• **Description of the task**: Scan the data below for the string "document". Show every line where it turns up.

----- Information supplied

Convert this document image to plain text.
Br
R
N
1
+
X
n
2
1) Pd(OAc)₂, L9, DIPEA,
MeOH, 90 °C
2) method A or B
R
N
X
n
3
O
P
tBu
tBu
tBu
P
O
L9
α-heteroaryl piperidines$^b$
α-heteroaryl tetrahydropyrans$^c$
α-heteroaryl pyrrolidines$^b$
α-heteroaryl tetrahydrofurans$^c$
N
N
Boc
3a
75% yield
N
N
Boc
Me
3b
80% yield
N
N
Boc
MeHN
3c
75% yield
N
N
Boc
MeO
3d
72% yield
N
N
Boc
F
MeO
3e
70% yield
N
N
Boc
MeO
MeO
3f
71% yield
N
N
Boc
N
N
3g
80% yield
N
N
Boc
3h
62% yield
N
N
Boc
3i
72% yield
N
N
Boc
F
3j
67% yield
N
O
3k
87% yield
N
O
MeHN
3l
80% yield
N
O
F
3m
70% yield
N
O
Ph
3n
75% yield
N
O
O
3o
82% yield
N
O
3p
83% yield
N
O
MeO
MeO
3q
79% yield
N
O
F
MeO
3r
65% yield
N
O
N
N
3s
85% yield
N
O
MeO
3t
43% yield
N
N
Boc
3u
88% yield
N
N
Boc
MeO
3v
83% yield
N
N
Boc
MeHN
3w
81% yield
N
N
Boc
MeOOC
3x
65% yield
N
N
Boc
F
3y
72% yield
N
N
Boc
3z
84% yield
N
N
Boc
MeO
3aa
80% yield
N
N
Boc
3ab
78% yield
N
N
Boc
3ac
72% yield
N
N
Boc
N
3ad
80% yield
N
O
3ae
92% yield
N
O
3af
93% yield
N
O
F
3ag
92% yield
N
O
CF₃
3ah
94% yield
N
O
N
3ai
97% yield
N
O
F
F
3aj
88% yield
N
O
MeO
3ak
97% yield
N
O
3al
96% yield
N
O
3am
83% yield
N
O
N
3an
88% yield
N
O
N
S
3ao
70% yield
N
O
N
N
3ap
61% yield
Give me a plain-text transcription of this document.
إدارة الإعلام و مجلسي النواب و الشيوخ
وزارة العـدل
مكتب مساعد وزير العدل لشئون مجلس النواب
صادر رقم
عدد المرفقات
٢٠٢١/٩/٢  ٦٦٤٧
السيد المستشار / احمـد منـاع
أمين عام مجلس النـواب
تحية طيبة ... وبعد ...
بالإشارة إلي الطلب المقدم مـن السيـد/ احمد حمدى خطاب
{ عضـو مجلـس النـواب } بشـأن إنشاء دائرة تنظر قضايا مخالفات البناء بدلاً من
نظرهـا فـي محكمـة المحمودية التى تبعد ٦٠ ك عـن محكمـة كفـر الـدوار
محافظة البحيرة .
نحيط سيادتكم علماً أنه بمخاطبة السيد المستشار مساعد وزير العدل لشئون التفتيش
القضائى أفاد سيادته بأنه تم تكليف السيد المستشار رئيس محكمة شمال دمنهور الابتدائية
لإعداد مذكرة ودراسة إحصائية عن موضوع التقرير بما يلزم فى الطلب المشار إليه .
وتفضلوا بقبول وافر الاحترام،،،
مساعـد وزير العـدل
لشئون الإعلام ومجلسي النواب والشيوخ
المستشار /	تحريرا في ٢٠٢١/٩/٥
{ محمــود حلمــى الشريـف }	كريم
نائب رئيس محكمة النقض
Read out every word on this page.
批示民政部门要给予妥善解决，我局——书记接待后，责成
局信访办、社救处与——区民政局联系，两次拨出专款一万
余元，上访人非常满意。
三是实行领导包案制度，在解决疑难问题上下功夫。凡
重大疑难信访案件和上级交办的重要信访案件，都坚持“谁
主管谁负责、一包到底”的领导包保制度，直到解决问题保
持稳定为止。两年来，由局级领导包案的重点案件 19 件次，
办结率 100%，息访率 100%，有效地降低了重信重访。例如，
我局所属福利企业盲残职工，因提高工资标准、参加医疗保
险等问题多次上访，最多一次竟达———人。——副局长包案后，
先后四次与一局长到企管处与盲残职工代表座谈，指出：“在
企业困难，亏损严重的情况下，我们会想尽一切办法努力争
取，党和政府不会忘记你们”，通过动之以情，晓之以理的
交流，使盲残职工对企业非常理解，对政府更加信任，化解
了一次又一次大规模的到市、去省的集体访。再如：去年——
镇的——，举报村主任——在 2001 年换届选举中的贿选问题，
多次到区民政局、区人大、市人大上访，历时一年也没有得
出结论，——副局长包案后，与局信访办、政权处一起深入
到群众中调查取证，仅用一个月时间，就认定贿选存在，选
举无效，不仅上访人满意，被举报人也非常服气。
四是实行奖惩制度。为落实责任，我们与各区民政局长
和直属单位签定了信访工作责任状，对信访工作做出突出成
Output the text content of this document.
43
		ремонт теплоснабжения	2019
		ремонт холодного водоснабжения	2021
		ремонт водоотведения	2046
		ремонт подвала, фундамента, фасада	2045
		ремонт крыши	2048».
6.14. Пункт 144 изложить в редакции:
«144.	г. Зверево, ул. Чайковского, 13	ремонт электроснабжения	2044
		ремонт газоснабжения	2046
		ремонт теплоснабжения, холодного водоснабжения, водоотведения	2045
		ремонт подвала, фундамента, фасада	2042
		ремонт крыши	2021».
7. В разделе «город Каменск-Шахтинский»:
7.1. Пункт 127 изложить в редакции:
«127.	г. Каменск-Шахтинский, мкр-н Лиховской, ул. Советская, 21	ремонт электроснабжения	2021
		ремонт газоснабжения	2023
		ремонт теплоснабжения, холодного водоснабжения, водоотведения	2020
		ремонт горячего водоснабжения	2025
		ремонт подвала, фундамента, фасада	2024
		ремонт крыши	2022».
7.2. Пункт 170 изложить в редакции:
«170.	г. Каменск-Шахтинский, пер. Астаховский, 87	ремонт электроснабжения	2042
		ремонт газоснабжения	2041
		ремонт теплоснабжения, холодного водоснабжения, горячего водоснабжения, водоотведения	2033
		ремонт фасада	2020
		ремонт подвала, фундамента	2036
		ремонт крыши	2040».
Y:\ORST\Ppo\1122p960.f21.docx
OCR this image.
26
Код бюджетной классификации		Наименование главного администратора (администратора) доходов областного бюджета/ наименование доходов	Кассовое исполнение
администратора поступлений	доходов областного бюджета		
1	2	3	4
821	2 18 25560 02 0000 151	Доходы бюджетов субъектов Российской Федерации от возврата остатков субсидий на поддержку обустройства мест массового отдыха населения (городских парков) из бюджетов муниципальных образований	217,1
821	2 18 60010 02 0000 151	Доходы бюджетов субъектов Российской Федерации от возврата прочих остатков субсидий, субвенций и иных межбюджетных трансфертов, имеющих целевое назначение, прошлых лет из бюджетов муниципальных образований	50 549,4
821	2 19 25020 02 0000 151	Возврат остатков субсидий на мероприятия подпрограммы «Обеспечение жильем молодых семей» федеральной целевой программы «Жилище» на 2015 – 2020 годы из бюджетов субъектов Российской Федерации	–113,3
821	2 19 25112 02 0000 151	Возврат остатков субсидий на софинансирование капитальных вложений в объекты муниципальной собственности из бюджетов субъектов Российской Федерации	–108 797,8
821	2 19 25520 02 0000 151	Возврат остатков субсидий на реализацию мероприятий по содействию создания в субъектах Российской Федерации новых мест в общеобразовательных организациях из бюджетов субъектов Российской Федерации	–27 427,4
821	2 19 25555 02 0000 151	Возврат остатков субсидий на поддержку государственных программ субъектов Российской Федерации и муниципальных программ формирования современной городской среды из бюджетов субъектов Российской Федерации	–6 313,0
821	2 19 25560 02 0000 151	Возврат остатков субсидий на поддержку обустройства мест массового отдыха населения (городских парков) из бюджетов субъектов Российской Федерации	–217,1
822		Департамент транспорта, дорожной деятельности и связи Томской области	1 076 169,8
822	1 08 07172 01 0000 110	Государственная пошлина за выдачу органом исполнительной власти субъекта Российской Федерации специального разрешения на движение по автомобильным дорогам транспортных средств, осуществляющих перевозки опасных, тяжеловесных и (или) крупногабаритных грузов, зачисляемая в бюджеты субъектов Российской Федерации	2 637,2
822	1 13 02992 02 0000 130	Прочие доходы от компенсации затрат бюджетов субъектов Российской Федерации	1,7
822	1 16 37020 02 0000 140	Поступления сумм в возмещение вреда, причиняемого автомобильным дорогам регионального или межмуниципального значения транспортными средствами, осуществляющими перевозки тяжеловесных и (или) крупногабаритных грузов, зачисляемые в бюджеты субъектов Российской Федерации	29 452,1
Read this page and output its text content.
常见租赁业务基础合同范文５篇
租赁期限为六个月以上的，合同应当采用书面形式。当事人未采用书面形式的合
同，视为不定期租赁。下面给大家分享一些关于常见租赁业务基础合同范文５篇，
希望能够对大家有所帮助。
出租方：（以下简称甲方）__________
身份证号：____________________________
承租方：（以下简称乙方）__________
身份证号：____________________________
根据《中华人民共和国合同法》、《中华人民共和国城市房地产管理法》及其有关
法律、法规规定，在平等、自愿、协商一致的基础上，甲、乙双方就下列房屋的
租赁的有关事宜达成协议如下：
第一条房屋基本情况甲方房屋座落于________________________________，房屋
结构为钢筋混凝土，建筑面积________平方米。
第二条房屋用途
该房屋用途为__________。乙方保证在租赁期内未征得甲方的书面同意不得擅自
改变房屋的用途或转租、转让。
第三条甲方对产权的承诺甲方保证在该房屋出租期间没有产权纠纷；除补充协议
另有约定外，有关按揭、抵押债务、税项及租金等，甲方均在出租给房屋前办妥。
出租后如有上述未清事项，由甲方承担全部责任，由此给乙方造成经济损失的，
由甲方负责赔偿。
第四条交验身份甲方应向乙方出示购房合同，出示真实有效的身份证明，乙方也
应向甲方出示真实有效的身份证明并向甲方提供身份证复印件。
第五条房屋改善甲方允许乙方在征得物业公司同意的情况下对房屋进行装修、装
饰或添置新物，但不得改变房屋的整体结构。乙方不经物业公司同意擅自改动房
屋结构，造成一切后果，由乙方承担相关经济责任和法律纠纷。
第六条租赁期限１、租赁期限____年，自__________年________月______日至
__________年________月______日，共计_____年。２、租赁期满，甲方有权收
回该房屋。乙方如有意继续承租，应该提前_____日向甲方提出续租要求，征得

----------

• **Solution to this problem**:
Convert this document image to plain text.
Give me a plain-text transcription of this document.
Output the text content of this document.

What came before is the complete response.